Regels met gegevens
——————
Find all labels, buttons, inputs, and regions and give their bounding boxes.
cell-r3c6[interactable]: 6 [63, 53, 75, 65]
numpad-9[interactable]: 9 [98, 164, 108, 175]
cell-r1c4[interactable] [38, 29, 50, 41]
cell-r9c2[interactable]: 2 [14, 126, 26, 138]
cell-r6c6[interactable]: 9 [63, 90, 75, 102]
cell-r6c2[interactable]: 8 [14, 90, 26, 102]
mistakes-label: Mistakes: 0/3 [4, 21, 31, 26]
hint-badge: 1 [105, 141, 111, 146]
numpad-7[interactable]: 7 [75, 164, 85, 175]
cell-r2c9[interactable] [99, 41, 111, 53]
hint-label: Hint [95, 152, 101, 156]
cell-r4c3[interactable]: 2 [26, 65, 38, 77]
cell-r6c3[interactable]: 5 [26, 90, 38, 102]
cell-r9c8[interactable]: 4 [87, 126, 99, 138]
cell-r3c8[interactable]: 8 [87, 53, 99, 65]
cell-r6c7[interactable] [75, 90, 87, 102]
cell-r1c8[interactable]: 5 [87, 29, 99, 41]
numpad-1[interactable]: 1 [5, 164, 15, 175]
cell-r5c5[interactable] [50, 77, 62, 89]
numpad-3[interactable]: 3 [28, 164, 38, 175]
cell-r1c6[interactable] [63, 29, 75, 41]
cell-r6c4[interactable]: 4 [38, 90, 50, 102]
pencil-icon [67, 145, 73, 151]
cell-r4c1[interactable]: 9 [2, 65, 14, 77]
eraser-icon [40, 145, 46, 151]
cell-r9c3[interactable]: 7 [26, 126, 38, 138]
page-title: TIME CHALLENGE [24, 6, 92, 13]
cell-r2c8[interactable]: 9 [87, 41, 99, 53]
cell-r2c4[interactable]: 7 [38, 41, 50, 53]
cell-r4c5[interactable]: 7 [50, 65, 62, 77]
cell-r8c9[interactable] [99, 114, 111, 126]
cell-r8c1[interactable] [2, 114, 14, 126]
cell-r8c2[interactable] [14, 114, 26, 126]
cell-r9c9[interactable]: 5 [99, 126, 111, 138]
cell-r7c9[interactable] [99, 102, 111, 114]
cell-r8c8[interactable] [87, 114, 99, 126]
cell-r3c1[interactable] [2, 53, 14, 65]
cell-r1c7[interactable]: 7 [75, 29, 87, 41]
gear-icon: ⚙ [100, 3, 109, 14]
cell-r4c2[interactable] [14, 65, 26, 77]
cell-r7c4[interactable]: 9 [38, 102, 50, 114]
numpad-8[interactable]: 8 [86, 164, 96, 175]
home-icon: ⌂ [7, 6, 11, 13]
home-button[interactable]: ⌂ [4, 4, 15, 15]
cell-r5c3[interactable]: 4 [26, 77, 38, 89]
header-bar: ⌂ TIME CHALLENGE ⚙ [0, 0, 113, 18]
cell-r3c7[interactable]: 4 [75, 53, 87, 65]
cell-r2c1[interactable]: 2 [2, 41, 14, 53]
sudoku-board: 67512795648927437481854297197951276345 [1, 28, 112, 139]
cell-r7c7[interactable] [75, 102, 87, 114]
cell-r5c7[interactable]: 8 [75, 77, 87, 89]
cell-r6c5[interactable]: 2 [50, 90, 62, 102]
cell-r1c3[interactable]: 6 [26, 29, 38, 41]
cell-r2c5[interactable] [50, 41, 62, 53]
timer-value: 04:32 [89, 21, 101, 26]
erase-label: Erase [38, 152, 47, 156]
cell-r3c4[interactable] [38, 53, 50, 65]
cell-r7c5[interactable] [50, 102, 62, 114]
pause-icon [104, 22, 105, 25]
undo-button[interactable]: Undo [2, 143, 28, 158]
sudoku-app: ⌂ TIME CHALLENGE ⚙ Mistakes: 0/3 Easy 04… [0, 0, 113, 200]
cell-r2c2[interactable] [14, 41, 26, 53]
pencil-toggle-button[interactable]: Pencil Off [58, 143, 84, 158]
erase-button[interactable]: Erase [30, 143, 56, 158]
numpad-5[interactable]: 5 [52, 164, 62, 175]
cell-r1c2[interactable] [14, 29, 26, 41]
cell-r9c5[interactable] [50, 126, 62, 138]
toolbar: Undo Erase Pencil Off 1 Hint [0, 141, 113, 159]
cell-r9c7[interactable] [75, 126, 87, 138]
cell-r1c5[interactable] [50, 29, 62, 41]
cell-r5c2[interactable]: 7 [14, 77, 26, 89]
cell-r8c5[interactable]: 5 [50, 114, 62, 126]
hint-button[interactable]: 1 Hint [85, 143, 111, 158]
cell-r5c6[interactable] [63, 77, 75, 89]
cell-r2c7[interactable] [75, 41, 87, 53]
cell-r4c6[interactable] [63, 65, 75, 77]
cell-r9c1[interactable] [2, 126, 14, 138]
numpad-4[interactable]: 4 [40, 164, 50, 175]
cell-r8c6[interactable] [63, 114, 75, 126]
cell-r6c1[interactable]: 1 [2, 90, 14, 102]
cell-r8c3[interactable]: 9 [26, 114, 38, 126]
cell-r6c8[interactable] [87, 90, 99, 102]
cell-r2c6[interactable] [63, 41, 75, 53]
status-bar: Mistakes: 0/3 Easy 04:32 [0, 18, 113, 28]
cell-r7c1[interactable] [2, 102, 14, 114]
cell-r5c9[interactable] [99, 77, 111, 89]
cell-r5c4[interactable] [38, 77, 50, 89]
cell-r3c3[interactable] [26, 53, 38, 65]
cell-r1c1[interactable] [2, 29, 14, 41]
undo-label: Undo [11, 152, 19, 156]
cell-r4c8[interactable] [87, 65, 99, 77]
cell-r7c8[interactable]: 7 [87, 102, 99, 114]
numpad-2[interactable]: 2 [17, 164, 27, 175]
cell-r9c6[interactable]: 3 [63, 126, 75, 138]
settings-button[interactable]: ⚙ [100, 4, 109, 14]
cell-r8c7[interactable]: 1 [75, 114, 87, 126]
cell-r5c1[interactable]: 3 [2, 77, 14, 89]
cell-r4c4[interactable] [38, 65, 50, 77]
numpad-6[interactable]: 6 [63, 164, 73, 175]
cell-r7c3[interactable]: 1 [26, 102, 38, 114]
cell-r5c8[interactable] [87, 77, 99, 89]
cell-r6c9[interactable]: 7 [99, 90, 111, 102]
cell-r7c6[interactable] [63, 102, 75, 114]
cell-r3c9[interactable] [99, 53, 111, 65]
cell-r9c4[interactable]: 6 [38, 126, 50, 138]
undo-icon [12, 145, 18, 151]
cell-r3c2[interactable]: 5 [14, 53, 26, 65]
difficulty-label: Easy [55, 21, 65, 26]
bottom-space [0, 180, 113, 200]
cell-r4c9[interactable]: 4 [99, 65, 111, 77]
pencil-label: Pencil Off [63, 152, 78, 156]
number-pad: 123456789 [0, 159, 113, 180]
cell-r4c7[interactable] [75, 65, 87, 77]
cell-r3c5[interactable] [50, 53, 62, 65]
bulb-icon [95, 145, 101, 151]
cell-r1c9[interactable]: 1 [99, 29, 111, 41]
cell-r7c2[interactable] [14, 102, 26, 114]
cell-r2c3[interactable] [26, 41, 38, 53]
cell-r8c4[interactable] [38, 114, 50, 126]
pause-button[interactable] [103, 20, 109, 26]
——————
GEGEVEN OPDRACHT:
Wijzig in alle regels "TIME CHALLENGE" in "DAILY CHALLENGE" en geef ze alsjeblieft opnieuw, verder volledig ongewijzigd.

ANTWOORD OP OPDRACHT:
Find all labels, buttons, inputs, and regions and give their bounding boxes.
cell-r3c6[interactable]: 6 [63, 53, 75, 65]
numpad-9[interactable]: 9 [98, 164, 108, 175]
cell-r1c4[interactable] [38, 29, 50, 41]
cell-r9c2[interactable]: 2 [14, 126, 26, 138]
cell-r6c6[interactable]: 9 [63, 90, 75, 102]
cell-r6c2[interactable]: 8 [14, 90, 26, 102]
mistakes-label: Mistakes: 0/3 [4, 21, 31, 26]
hint-badge: 1 [105, 141, 111, 146]
numpad-7[interactable]: 7 [75, 164, 85, 175]
cell-r2c9[interactable] [99, 41, 111, 53]
hint-label: Hint [95, 152, 101, 156]
cell-r4c3[interactable]: 2 [26, 65, 38, 77]
cell-r6c3[interactable]: 5 [26, 90, 38, 102]
cell-r9c8[interactable]: 4 [87, 126, 99, 138]
cell-r3c8[interactable]: 8 [87, 53, 99, 65]
cell-r6c7[interactable] [75, 90, 87, 102]
cell-r1c8[interactable]: 5 [87, 29, 99, 41]
numpad-1[interactable]: 1 [5, 164, 15, 175]
cell-r5c5[interactable] [50, 77, 62, 89]
numpad-3[interactable]: 3 [28, 164, 38, 175]
cell-r1c6[interactable] [63, 29, 75, 41]
cell-r6c4[interactable]: 4 [38, 90, 50, 102]
pencil-icon [67, 145, 73, 151]
cell-r4c1[interactable]: 9 [2, 65, 14, 77]
eraser-icon [40, 145, 46, 151]
cell-r9c3[interactable]: 7 [26, 126, 38, 138]
page-title: DAILY CHALLENGE [24, 6, 92, 13]
cell-r2c8[interactable]: 9 [87, 41, 99, 53]
cell-r2c4[interactable]: 7 [38, 41, 50, 53]
cell-r4c5[interactable]: 7 [50, 65, 62, 77]
cell-r8c9[interactable] [99, 114, 111, 126]
cell-r8c1[interactable] [2, 114, 14, 126]
cell-r8c2[interactable] [14, 114, 26, 126]
cell-r9c9[interactable]: 5 [99, 126, 111, 138]
cell-r7c9[interactable] [99, 102, 111, 114]
cell-r8c8[interactable] [87, 114, 99, 126]
cell-r3c1[interactable] [2, 53, 14, 65]
cell-r1c7[interactable]: 7 [75, 29, 87, 41]
gear-icon: ⚙ [100, 3, 109, 14]
cell-r4c2[interactable] [14, 65, 26, 77]
cell-r7c4[interactable]: 9 [38, 102, 50, 114]
numpad-8[interactable]: 8 [86, 164, 96, 175]
home-icon: ⌂ [7, 6, 11, 13]
home-button[interactable]: ⌂ [4, 4, 15, 15]
cell-r5c3[interactable]: 4 [26, 77, 38, 89]
header-bar: ⌂ DAILY CHALLENGE ⚙ [0, 0, 113, 18]
cell-r3c7[interactable]: 4 [75, 53, 87, 65]
cell-r2c1[interactable]: 2 [2, 41, 14, 53]
sudoku-board: 67512795648927437481854297197951276345 [1, 28, 112, 139]
cell-r7c7[interactable] [75, 102, 87, 114]
cell-r5c7[interactable]: 8 [75, 77, 87, 89]
cell-r6c5[interactable]: 2 [50, 90, 62, 102]
cell-r1c3[interactable]: 6 [26, 29, 38, 41]
cell-r2c5[interactable] [50, 41, 62, 53]
timer-value: 04:32 [89, 21, 101, 26]
erase-label: Erase [38, 152, 47, 156]
cell-r3c4[interactable] [38, 53, 50, 65]
cell-r7c5[interactable] [50, 102, 62, 114]
pause-icon [104, 22, 105, 25]
undo-button[interactable]: Undo [2, 143, 28, 158]
sudoku-app: ⌂ DAILY CHALLENGE ⚙ Mistakes: 0/3 Easy 04… [0, 0, 113, 200]
cell-r2c2[interactable] [14, 41, 26, 53]
pencil-toggle-button[interactable]: Pencil Off [58, 143, 84, 158]
erase-button[interactable]: Erase [30, 143, 56, 158]
numpad-5[interactable]: 5 [52, 164, 62, 175]
cell-r1c2[interactable] [14, 29, 26, 41]
cell-r9c5[interactable] [50, 126, 62, 138]
toolbar: Undo Erase Pencil Off 1 Hint [0, 141, 113, 159]
cell-r9c7[interactable] [75, 126, 87, 138]
cell-r1c5[interactable] [50, 29, 62, 41]
cell-r5c2[interactable]: 7 [14, 77, 26, 89]
cell-r8c5[interactable]: 5 [50, 114, 62, 126]
hint-button[interactable]: 1 Hint [85, 143, 111, 158]
cell-r5c6[interactable] [63, 77, 75, 89]
cell-r2c7[interactable] [75, 41, 87, 53]
cell-r4c6[interactable] [63, 65, 75, 77]
cell-r9c1[interactable] [2, 126, 14, 138]
numpad-4[interactable]: 4 [40, 164, 50, 175]
cell-r8c6[interactable] [63, 114, 75, 126]
cell-r6c1[interactable]: 1 [2, 90, 14, 102]
cell-r8c3[interactable]: 9 [26, 114, 38, 126]
cell-r6c8[interactable] [87, 90, 99, 102]
cell-r2c6[interactable] [63, 41, 75, 53]
status-bar: Mistakes: 0/3 Easy 04:32 [0, 18, 113, 28]
cell-r7c1[interactable] [2, 102, 14, 114]
cell-r5c9[interactable] [99, 77, 111, 89]
cell-r5c4[interactable] [38, 77, 50, 89]
cell-r3c3[interactable] [26, 53, 38, 65]
cell-r1c1[interactable] [2, 29, 14, 41]
undo-label: Undo [11, 152, 19, 156]
cell-r4c8[interactable] [87, 65, 99, 77]
cell-r7c8[interactable]: 7 [87, 102, 99, 114]
numpad-2[interactable]: 2 [17, 164, 27, 175]
cell-r9c6[interactable]: 3 [63, 126, 75, 138]
settings-button[interactable]: ⚙ [100, 4, 109, 14]
cell-r8c7[interactable]: 1 [75, 114, 87, 126]
cell-r5c1[interactable]: 3 [2, 77, 14, 89]
cell-r4c4[interactable] [38, 65, 50, 77]
numpad-6[interactable]: 6 [63, 164, 73, 175]
cell-r7c3[interactable]: 1 [26, 102, 38, 114]
cell-r5c8[interactable] [87, 77, 99, 89]
cell-r6c9[interactable]: 7 [99, 90, 111, 102]
cell-r7c6[interactable] [63, 102, 75, 114]
cell-r3c9[interactable] [99, 53, 111, 65]
cell-r9c4[interactable]: 6 [38, 126, 50, 138]
undo-icon [12, 145, 18, 151]
cell-r3c2[interactable]: 5 [14, 53, 26, 65]
difficulty-label: Easy [55, 21, 65, 26]
bottom-space [0, 180, 113, 200]
cell-r4c9[interactable]: 4 [99, 65, 111, 77]
pencil-label: Pencil Off [63, 152, 78, 156]
number-pad: 123456789 [0, 159, 113, 180]
cell-r4c7[interactable] [75, 65, 87, 77]
cell-r3c5[interactable] [50, 53, 62, 65]
bulb-icon [95, 145, 101, 151]
cell-r1c9[interactable]: 1 [99, 29, 111, 41]
cell-r7c2[interactable] [14, 102, 26, 114]
cell-r2c3[interactable] [26, 41, 38, 53]
cell-r8c4[interactable] [38, 114, 50, 126]
pause-button[interactable] [103, 20, 109, 26]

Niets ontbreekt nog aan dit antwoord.